**Brief**. Exactly as they appear, output all of the entries.

**Data records**.

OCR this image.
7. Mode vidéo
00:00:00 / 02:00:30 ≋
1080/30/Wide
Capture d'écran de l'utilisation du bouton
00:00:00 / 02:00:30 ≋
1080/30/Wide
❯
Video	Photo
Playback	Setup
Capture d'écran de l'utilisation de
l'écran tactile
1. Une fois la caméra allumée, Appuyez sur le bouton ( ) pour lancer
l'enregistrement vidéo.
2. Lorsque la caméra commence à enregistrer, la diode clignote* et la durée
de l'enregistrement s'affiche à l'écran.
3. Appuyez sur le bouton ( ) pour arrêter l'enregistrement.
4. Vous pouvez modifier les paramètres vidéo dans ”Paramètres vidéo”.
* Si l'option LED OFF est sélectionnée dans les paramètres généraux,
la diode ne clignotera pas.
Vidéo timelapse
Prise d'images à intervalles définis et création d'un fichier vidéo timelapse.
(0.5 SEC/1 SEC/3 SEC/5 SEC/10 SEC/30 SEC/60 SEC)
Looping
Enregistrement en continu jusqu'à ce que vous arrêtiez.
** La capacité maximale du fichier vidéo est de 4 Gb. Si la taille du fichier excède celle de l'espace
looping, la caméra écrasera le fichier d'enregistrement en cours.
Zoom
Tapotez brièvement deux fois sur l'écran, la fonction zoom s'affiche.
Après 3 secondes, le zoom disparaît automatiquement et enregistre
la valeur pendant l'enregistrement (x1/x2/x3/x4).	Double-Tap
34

**Task answer**.
OCR this image.
7. Mode vidéo
00:00:00 / 02:00:30 ≋
1080/30/Wide
Capture d'écran de l'utilisation du bouton
00:00:00 / 02:00:30 ≋
1080/30/Wide
❯
Video	Photo
Playback	Setup
Capture d'écran de l'utilisation de
l'écran tactile
1. Une fois la caméra allumée, Appuyez sur le bouton ( ) pour lancer
l'enregistrement vidéo.
2. Lorsque la caméra commence à enregistrer, la diode clignote* et la durée
de l'enregistrement s'affiche à l'écran.
3. Appuyez sur le bouton ( ) pour arrêter l'enregistrement.
4. Vous pouvez modifier les paramètres vidéo dans ”Paramètres vidéo”.
* Si l'option LED OFF est sélectionnée dans les paramètres généraux,
la diode ne clignotera pas.
Vidéo timelapse
Prise d'images à intervalles définis et création d'un fichier vidéo timelapse.
(0.5 SEC/1 SEC/3 SEC/5 SEC/10 SEC/30 SEC/60 SEC)
Looping
Enregistrement en continu jusqu'à ce que vous arrêtiez.
** La capacité maximale du fichier vidéo est de 4 Gb. Si la taille du fichier excède celle de l'espace
looping, la caméra écrasera le fichier d'enregistrement en cours.
Zoom
Tapotez brièvement deux fois sur l'écran, la fonction zoom s'affiche.
Après 3 secondes, le zoom disparaît automatiquement et enregistre
la valeur pendant l'enregistrement (x1/x2/x3/x4).	Double-Tap
34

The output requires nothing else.